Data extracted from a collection
## start
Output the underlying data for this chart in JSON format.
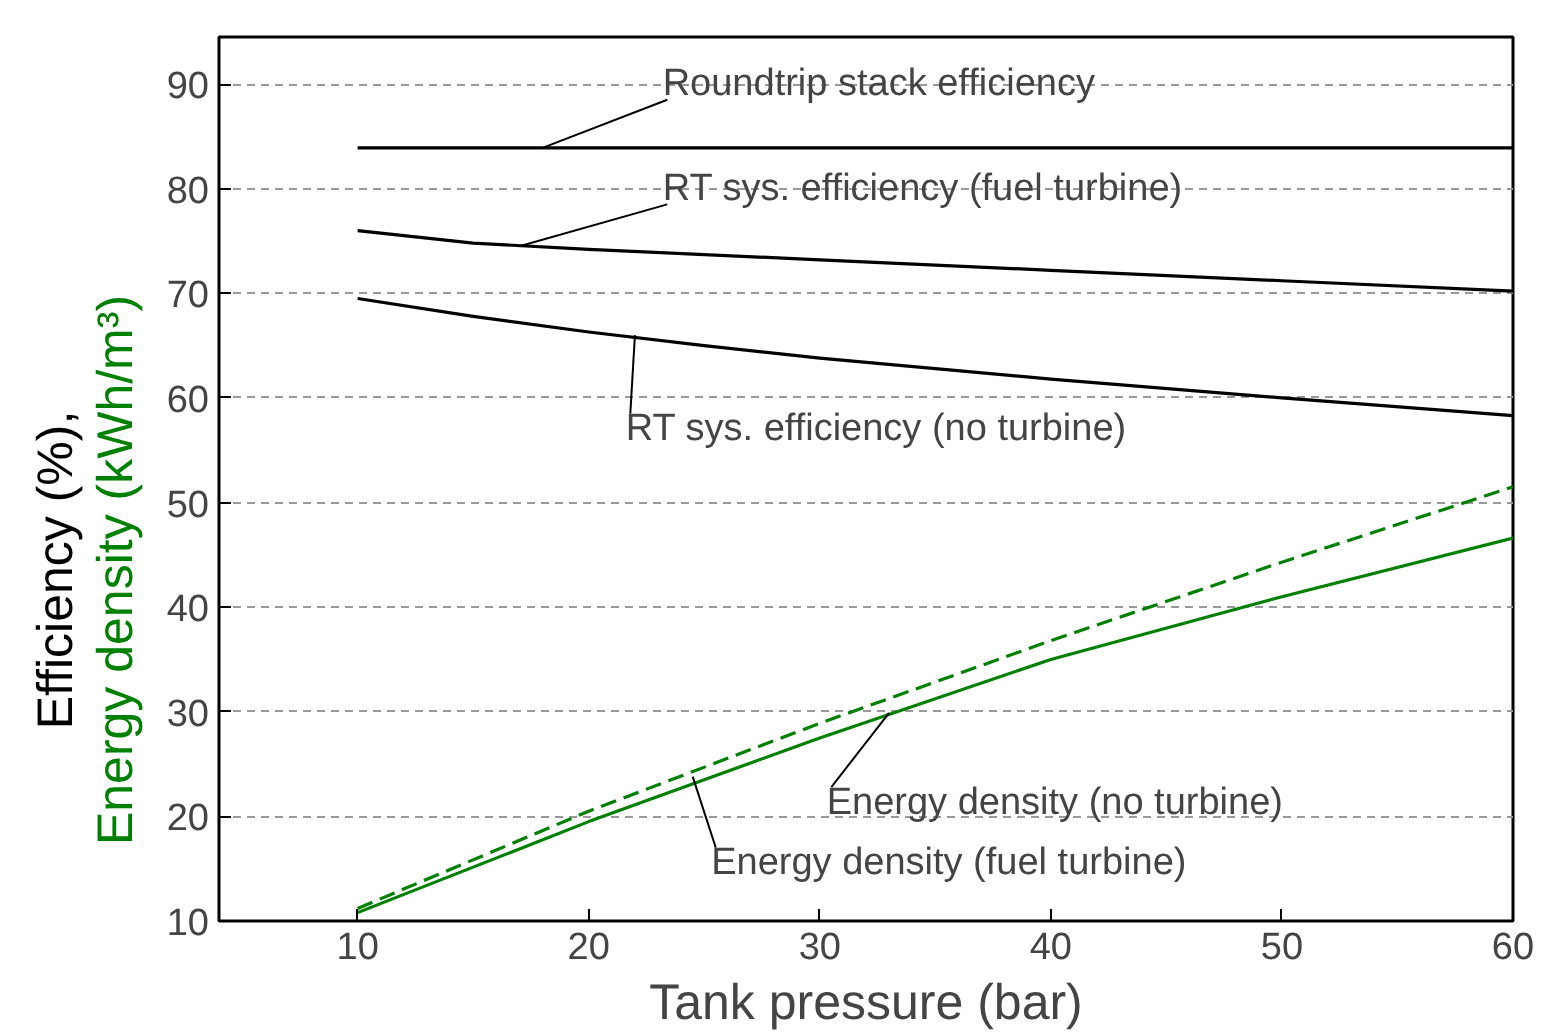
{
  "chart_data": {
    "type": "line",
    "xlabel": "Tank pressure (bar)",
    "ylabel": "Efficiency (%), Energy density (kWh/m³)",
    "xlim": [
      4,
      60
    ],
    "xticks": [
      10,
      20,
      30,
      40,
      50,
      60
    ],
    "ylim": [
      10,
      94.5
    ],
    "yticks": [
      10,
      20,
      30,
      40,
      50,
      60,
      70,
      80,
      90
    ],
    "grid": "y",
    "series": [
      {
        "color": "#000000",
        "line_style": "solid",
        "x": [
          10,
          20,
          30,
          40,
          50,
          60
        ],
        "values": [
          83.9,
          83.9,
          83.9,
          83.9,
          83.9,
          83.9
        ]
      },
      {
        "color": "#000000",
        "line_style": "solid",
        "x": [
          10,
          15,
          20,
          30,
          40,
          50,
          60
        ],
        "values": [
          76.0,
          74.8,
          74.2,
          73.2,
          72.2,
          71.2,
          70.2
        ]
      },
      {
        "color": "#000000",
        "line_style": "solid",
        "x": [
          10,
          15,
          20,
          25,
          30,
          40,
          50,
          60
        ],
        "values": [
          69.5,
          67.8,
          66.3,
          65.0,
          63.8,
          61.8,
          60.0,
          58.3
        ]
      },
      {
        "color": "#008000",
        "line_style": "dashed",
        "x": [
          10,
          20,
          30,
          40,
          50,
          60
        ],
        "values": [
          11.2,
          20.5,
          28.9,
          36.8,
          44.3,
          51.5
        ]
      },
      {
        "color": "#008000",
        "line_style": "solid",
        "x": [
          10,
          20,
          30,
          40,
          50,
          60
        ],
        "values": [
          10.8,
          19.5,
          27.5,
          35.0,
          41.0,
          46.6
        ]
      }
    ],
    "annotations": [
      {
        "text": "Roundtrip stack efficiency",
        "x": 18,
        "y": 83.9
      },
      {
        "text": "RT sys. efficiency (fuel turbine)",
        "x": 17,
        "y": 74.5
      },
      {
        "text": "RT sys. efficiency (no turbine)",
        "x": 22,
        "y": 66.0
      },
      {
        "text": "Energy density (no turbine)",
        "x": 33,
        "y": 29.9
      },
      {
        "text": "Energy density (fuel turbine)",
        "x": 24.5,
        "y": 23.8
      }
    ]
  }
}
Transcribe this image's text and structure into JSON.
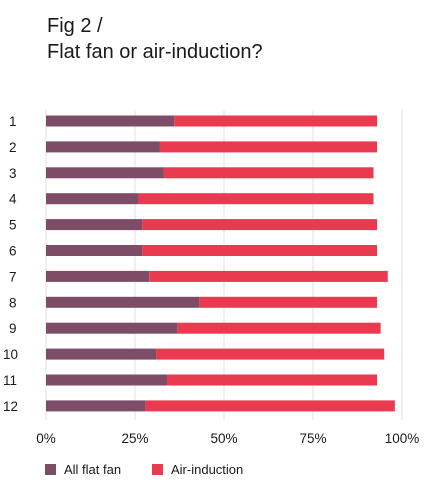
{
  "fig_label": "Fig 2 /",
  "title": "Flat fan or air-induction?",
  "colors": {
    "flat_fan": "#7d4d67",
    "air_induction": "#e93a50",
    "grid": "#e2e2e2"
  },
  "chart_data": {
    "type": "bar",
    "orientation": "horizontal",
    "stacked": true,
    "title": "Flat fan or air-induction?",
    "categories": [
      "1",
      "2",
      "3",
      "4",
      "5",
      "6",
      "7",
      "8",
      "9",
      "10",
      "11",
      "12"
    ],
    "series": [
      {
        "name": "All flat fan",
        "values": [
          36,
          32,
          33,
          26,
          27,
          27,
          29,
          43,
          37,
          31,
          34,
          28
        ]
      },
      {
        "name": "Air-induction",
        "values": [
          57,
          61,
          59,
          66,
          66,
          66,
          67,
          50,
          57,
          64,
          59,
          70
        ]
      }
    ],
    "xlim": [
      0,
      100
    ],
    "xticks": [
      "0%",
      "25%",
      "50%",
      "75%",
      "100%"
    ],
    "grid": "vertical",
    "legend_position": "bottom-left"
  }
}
## end
Leave out the pictures and print each record exactly as it stands.

Output the underlying data for this chart in JSON format.
{
  "chart_data": {
    "type": "line",
    "xlabel": "Tank pressure (bar)",
    "ylabel": "Efficiency (%), Energy density (kWh/m³)",
    "xlim": [
      4,
      60
    ],
    "xticks": [
      10,
      20,
      30,
      40,
      50,
      60
    ],
    "ylim": [
      10,
      94.5
    ],
    "yticks": [
      10,
      20,
      30,
      40,
      50,
      60,
      70,
      80,
      90
    ],
    "grid": "y",
    "series": [
      {
        "color": "#000000",
        "line_style": "solid",
        "x": [
          10,
          20,
          30,
          40,
          50,
          60
        ],
        "values": [
          83.9,
          83.9,
          83.9,
          83.9,
          83.9,
          83.9
        ]
      },
      {
        "color": "#000000",
        "line_style": "solid",
        "x": [
          10,
          15,
          20,
          30,
          40,
          50,
          60
        ],
        "values": [
          76.0,
          74.8,
          74.2,
          73.2,
          72.2,
          71.2,
          70.2
        ]
      },
      {
        "color": "#000000",
        "line_style": "solid",
        "x": [
          10,
          15,
          20,
          25,
          30,
          40,
          50,
          60
        ],
        "values": [
          69.5,
          67.8,
          66.3,
          65.0,
          63.8,
          61.8,
          60.0,
          58.3
        ]
      },
      {
        "color": "#008000",
        "line_style": "dashed",
        "x": [
          10,
          20,
          30,
          40,
          50,
          60
        ],
        "values": [
          11.2,
          20.5,
          28.9,
          36.8,
          44.3,
          51.5
        ]
      },
      {
        "color": "#008000",
        "line_style": "solid",
        "x": [
          10,
          20,
          30,
          40,
          50,
          60
        ],
        "values": [
          10.8,
          19.5,
          27.5,
          35.0,
          41.0,
          46.6
        ]
      }
    ],
    "annotations": [
      {
        "text": "Roundtrip stack efficiency",
        "x": 18,
        "y": 83.9
      },
      {
        "text": "RT sys. efficiency (fuel turbine)",
        "x": 17,
        "y": 74.5
      },
      {
        "text": "RT sys. efficiency (no turbine)",
        "x": 22,
        "y": 66.0
      },
      {
        "text": "Energy density (no turbine)",
        "x": 33,
        "y": 29.9
      },
      {
        "text": "Energy density (fuel turbine)",
        "x": 24.5,
        "y": 23.8
      }
    ]
  }
}
Transcribe this image's text and structure into JSON.
{
  "fig_label": "Fig 2 /",
  "title": "Flat fan or air-induction?",
  "colors": {
    "flat_fan": "#7d4d67",
    "air_induction": "#e93a50",
    "grid": "#e2e2e2"
  },
  "chart_data": {
    "type": "bar",
    "orientation": "horizontal",
    "stacked": true,
    "title": "Flat fan or air-induction?",
    "categories": [
      "1",
      "2",
      "3",
      "4",
      "5",
      "6",
      "7",
      "8",
      "9",
      "10",
      "11",
      "12"
    ],
    "series": [
      {
        "name": "All flat fan",
        "values": [
          36,
          32,
          33,
          26,
          27,
          27,
          29,
          43,
          37,
          31,
          34,
          28
        ]
      },
      {
        "name": "Air-induction",
        "values": [
          57,
          61,
          59,
          66,
          66,
          66,
          67,
          50,
          57,
          64,
          59,
          70
        ]
      }
    ],
    "xlim": [
      0,
      100
    ],
    "xticks": [
      "0%",
      "25%",
      "50%",
      "75%",
      "100%"
    ],
    "grid": "vertical",
    "legend_position": "bottom-left"
  }
}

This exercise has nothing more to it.